Mais attention : pas question ici ni d’un vain exercice de style mis sur pied par des gamins surdoués fantasmant une époque qu’ils ont raté, ni d’une triste réunion revivaliste de vieux crabes toujours pas remis d’avoir atteint les 40 ans. Si on pense aux 90’s lorsqu’on écoute Bryan’s Magic Tears, ce n’est pas à cause du son – pour le coup, très proche de celui de leurs compagnons de tournée, Le Villejuif Underground et Jessica93 – mais d’un état d’esprit propre à l’époque et à un moment précis de l’adolescence, celui où s’effaçaient doucement les dernières illusions qu’avaient laissé entrevoir la chute du mur de Berlin et où commençaient à s’amonceler les sombres nuages de la première guerre du golfe, ce spleen insouciant et blasé, dépeint à la perfection dans les films de Gregg Araki, dans certains morceaux de Sebadoh, Beat Happening ou Nirvana, ou dans cette fameuse phrase extraite du « Romeo Had Juliet » de Lou Reed : « It’s hard to give a shit these days » – « Difficile d’en avoir quoique ce soit à foutre, aujourd’hui ».

*-*-*

> Consignes de travail
1. Répondez à ces questions sur l'extrait consacré à Bryan's Magic Tears :
(a) Quels groupes y sont nommés comme compagnons de tournée de Bryan's Magic Tears ?
(b) De quel morceau de Lou Reed provient la phrase citée ?
(c) Dans les films de qui ce spleen est-il dépeint à la perfection ?
2. Dans l'extrait sur Bryan's Magic Tears, relevez tous les groupes ou artistes musicaux dont les morceaux sont cités pour illustrer ce « spleen insouciant et blasé ».
3. Poursuivez l'extrait sur Bryan's Magic Tears à partir de sa dernière phrase.
Les lignes présentées ensuite n'ont aucun lien avec l'extrait sur Bryan's Magic Tears.

*-*-*

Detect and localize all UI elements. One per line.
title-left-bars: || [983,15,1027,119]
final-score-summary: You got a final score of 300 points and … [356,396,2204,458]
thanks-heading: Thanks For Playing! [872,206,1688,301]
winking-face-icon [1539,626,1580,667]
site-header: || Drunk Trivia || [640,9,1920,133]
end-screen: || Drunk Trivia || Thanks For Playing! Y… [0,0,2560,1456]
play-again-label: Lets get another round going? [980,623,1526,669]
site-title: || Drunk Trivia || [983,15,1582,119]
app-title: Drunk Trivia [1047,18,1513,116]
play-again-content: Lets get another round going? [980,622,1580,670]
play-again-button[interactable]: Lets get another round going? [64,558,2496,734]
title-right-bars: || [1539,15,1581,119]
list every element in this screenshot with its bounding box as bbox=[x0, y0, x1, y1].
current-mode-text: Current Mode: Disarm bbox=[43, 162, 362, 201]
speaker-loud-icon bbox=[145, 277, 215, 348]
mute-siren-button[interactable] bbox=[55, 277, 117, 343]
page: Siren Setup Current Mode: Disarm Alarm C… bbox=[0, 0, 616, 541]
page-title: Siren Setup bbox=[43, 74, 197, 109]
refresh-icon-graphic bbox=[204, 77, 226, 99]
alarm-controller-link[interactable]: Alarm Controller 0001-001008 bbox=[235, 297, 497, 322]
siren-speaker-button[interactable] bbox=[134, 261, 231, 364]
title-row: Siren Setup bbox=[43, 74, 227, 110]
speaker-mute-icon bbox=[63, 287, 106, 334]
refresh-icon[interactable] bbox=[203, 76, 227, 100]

*-*-*

> Résultats des tâches
1.
(a) Le Villejuif Underground et Jessica93.
(b) « Romeo Had Juliet ».
(c) Gregg Araki.

2. Sebadoh, Beat Happening, Nirvana, Lou Reed.

3.
Cet état d’esprit on le retrouve pur, intact, limpide, chez Bryan’s Magic Tears, sans pose ni cynisme, et au service de titres insensés, véritables hits brumeux forgés dans un feu triomphant, qui ont fait de leur premier album, paru fin 2016 sur XVIII Records, un des plus beaux disques issus de la scène indépendant française saison 2010-2020. Et qu’on retrouve aujourd’hui, plus mordant et précis encore sur 4 AM collection de tubes insensés – « Ghetto Blaster », « CEO », « Changes », on pourrait citer tout l’album en vérité. Un disque taillé pour ces journées de printemps claires et fraîches où tout semble tout à coup plus vif, plus clair, plus intense. Un disque qui rappelle ce que c’est de louper le dernier train de la journée et de se rendre compte qu’il nous manque tout juste de quoi s’acheter un billet pour celui du lendemain. Un disque évident, indestructible, lunaire, romantique, arrogant, flegmatique et désabusé. En bref, un disque pour lequel on aimerait avoir de nouveau 18 ans. Pour combien de groupes serait-on capable de dire ça, aujourd’hui ?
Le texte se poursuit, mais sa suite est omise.